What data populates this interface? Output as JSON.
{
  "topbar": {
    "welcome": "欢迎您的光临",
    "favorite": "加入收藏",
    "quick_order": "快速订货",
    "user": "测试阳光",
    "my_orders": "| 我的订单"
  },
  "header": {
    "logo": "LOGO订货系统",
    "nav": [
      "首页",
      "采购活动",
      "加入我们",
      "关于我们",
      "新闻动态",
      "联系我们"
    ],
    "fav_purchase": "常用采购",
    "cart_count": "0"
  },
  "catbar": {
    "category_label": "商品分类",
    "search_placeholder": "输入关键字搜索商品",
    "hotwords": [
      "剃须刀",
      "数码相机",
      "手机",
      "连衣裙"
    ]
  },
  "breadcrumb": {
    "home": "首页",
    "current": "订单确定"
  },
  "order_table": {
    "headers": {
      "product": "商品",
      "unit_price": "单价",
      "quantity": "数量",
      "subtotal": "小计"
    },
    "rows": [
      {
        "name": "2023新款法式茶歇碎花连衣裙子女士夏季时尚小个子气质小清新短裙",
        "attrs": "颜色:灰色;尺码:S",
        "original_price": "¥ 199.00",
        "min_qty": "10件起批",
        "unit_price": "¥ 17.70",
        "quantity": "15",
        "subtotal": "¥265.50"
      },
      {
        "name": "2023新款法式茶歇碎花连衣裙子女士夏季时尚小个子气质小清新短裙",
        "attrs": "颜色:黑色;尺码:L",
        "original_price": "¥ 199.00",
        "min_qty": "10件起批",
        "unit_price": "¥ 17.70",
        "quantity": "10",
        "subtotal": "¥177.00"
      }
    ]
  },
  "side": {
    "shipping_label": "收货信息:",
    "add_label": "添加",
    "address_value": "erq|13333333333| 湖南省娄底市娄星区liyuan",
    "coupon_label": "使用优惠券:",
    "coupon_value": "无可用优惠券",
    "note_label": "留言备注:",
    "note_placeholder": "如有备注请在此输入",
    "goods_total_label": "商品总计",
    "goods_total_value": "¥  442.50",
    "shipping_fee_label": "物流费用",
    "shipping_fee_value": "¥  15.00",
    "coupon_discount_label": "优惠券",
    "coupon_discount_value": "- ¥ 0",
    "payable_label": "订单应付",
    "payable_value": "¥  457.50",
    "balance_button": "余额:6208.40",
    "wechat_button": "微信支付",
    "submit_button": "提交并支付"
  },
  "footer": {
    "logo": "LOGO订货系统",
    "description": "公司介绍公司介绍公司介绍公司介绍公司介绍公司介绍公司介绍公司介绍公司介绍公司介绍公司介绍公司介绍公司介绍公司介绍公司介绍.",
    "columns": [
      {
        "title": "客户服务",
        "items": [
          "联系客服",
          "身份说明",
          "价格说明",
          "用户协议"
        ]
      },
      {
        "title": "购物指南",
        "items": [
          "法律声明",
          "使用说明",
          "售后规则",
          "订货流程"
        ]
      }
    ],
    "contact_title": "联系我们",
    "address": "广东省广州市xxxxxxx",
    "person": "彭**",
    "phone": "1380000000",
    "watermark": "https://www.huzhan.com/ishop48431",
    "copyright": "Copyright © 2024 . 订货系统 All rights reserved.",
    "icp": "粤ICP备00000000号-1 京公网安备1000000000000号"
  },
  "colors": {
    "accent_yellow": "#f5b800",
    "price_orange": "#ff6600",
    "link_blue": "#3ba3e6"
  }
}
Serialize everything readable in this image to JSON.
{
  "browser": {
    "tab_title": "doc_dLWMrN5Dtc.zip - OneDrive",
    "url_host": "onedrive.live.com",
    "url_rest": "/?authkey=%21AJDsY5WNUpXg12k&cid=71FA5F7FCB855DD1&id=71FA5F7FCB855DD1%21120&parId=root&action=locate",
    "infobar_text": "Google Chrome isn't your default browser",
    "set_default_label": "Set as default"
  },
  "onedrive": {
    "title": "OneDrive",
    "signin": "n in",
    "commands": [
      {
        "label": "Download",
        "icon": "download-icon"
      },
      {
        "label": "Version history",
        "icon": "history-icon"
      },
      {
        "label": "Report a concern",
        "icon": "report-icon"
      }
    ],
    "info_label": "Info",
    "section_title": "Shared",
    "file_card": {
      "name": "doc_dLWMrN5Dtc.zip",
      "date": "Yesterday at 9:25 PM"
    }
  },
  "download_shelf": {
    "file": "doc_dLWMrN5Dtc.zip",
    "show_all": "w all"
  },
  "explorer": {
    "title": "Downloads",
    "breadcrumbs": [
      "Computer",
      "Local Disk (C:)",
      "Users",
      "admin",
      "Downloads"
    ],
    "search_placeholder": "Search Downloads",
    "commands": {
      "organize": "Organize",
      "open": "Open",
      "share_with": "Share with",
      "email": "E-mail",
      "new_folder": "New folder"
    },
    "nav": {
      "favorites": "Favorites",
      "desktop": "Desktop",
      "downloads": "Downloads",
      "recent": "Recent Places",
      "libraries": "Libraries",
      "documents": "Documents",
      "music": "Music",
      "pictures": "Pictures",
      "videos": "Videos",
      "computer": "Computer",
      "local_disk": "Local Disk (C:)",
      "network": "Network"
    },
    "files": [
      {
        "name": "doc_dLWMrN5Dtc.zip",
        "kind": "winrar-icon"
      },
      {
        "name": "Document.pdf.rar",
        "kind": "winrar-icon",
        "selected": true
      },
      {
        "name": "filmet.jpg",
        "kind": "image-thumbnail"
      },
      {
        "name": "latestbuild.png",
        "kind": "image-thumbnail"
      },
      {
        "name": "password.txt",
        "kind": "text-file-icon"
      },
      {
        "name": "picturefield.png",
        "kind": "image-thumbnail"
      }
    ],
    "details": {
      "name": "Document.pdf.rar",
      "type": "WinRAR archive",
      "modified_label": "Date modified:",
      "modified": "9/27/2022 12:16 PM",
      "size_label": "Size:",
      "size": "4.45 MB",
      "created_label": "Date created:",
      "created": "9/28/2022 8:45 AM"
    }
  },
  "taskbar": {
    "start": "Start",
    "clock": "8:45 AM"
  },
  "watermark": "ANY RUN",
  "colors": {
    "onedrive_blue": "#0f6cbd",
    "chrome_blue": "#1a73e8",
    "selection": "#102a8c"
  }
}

-- Prompt --
Copy out each record exactly as given, omitting none.

-- Task solution --
What data populates this interface? Output as JSON.
{
  "topbar": {
    "welcome": "欢迎您的光临",
    "favorite": "加入收藏",
    "quick_order": "快速订货",
    "user": "测试阳光",
    "my_orders": "| 我的订单"
  },
  "header": {
    "logo": "LOGO订货系统",
    "nav": [
      "首页",
      "采购活动",
      "加入我们",
      "关于我们",
      "新闻动态",
      "联系我们"
    ],
    "fav_purchase": "常用采购",
    "cart_count": "0"
  },
  "catbar": {
    "category_label": "商品分类",
    "search_placeholder": "输入关键字搜索商品",
    "hotwords": [
      "剃须刀",
      "数码相机",
      "手机",
      "连衣裙"
    ]
  },
  "breadcrumb": {
    "home": "首页",
    "current": "订单确定"
  },
  "order_table": {
    "headers": {
      "product": "商品",
      "unit_price": "单价",
      "quantity": "数量",
      "subtotal": "小计"
    },
    "rows": [
      {
        "name": "2023新款法式茶歇碎花连衣裙子女士夏季时尚小个子气质小清新短裙",
        "attrs": "颜色:灰色;尺码:S",
        "original_price": "¥ 199.00",
        "min_qty": "10件起批",
        "unit_price": "¥ 17.70",
        "quantity": "15",
        "subtotal": "¥265.50"
      },
      {
        "name": "2023新款法式茶歇碎花连衣裙子女士夏季时尚小个子气质小清新短裙",
        "attrs": "颜色:黑色;尺码:L",
        "original_price": "¥ 199.00",
        "min_qty": "10件起批",
        "unit_price": "¥ 17.70",
        "quantity": "10",
        "subtotal": "¥177.00"
      }
    ]
  },
  "side": {
    "shipping_label": "收货信息:",
    "add_label": "添加",
    "address_value": "erq|13333333333| 湖南省娄底市娄星区liyuan",
    "coupon_label": "使用优惠券:",
    "coupon_value": "无可用优惠券",
    "note_label": "留言备注:",
    "note_placeholder": "如有备注请在此输入",
    "goods_total_label": "商品总计",
    "goods_total_value": "¥  442.50",
    "shipping_fee_label": "物流费用",
    "shipping_fee_value": "¥  15.00",
    "coupon_discount_label": "优惠券",
    "coupon_discount_value": "- ¥ 0",
    "payable_label": "订单应付",
    "payable_value": "¥  457.50",
    "balance_button": "余额:6208.40",
    "wechat_button": "微信支付",
    "submit_button": "提交并支付"
  },
  "footer": {
    "logo": "LOGO订货系统",
    "description": "公司介绍公司介绍公司介绍公司介绍公司介绍公司介绍公司介绍公司介绍公司介绍公司介绍公司介绍公司介绍公司介绍公司介绍公司介绍.",
    "columns": [
      {
        "title": "客户服务",
        "items": [
          "联系客服",
          "身份说明",
          "价格说明",
          "用户协议"
        ]
      },
      {
        "title": "购物指南",
        "items": [
          "法律声明",
          "使用说明",
          "售后规则",
          "订货流程"
        ]
      }
    ],
    "contact_title": "联系我们",
    "address": "广东省广州市xxxxxxx",
    "person": "彭**",
    "phone": "1380000000",
    "watermark": "https://www.huzhan.com/ishop48431",
    "copyright": "Copyright © 2024 . 订货系统 All rights reserved.",
    "icp": "粤ICP备00000000号-1 京公网安备1000000000000号"
  },
  "colors": {
    "accent_yellow": "#f5b800",
    "price_orange": "#ff6600",
    "link_blue": "#3ba3e6"
  }
}
Serialize everything readable in this image to JSON.
{
  "browser": {
    "tab_title": "doc_dLWMrN5Dtc.zip - OneDrive",
    "url_host": "onedrive.live.com",
    "url_rest": "/?authkey=%21AJDsY5WNUpXg12k&cid=71FA5F7FCB855DD1&id=71FA5F7FCB855DD1%21120&parId=root&action=locate",
    "infobar_text": "Google Chrome isn't your default browser",
    "set_default_label": "Set as default"
  },
  "onedrive": {
    "title": "OneDrive",
    "signin": "n in",
    "commands": [
      {
        "label": "Download",
        "icon": "download-icon"
      },
      {
        "label": "Version history",
        "icon": "history-icon"
      },
      {
        "label": "Report a concern",
        "icon": "report-icon"
      }
    ],
    "info_label": "Info",
    "section_title": "Shared",
    "file_card": {
      "name": "doc_dLWMrN5Dtc.zip",
      "date": "Yesterday at 9:25 PM"
    }
  },
  "download_shelf": {
    "file": "doc_dLWMrN5Dtc.zip",
    "show_all": "w all"
  },
  "explorer": {
    "title": "Downloads",
    "breadcrumbs": [
      "Computer",
      "Local Disk (C:)",
      "Users",
      "admin",
      "Downloads"
    ],
    "search_placeholder": "Search Downloads",
    "commands": {
      "organize": "Organize",
      "open": "Open",
      "share_with": "Share with",
      "email": "E-mail",
      "new_folder": "New folder"
    },
    "nav": {
      "favorites": "Favorites",
      "desktop": "Desktop",
      "downloads": "Downloads",
      "recent": "Recent Places",
      "libraries": "Libraries",
      "documents": "Documents",
      "music": "Music",
      "pictures": "Pictures",
      "videos": "Videos",
      "computer": "Computer",
      "local_disk": "Local Disk (C:)",
      "network": "Network"
    },
    "files": [
      {
        "name": "doc_dLWMrN5Dtc.zip",
        "kind": "winrar-icon"
      },
      {
        "name": "Document.pdf.rar",
        "kind": "winrar-icon",
        "selected": true
      },
      {
        "name": "filmet.jpg",
        "kind": "image-thumbnail"
      },
      {
        "name": "latestbuild.png",
        "kind": "image-thumbnail"
      },
      {
        "name": "password.txt",
        "kind": "text-file-icon"
      },
      {
        "name": "picturefield.png",
        "kind": "image-thumbnail"
      }
    ],
    "details": {
      "name": "Document.pdf.rar",
      "type": "WinRAR archive",
      "modified_label": "Date modified:",
      "modified": "9/27/2022 12:16 PM",
      "size_label": "Size:",
      "size": "4.45 MB",
      "created_label": "Date created:",
      "created": "9/28/2022 8:45 AM"
    }
  },
  "taskbar": {
    "start": "Start",
    "clock": "8:45 AM"
  },
  "watermark": "ANY RUN",
  "colors": {
    "onedrive_blue": "#0f6cbd",
    "chrome_blue": "#1a73e8",
    "selection": "#102a8c"
  }
}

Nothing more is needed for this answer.